■ **What is required**:
Among the entries below, find the lines with "области" and copy them.

**** Working data

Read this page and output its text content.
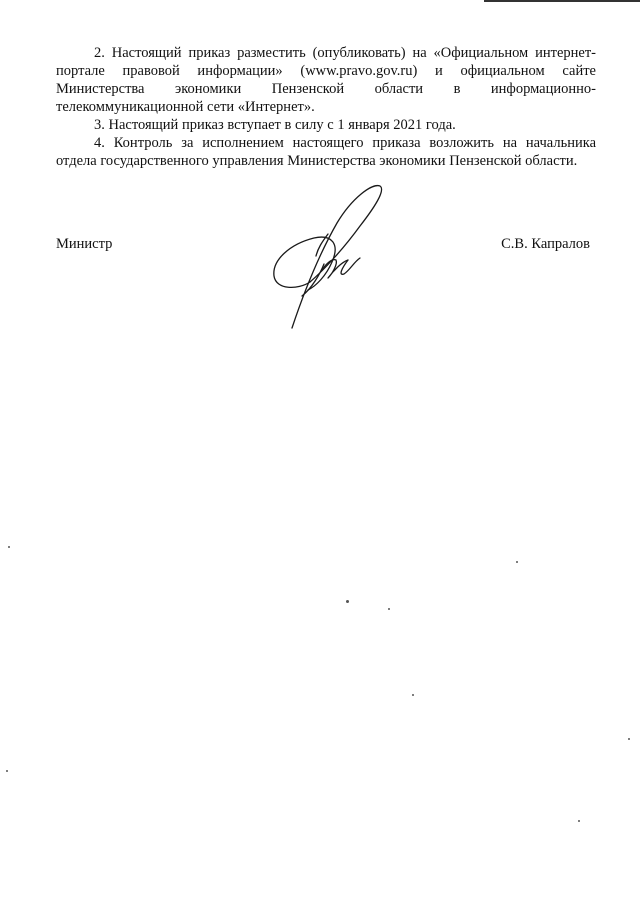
2. Настоящий приказ разместить (опубликовать) на «Официальном интернет-портале правовой информации» (www.pravo.gov.ru) и официальном сайте Министерства экономики Пензенской области в информационно-телекоммуникационной сети «Интернет».

3. Настоящий приказ вступает в силу с 1 января 2021 года.

4. Контроль за исполнением настоящего приказа возложить на начальника отдела государственного управления Министерства экономики Пензенской области.

Министр	С.В. Капралов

********

■ **Solution**:
2. Настоящий приказ разместить (опубликовать) на «Официальном интернет-портале правовой информации» (www.pravo.gov.ru) и официальном сайте Министерства экономики Пензенской области в информационно-телекоммуникационной сети «Интернет».
4. Контроль за исполнением настоящего приказа возложить на начальника отдела государственного управления Министерства экономики Пензенской области.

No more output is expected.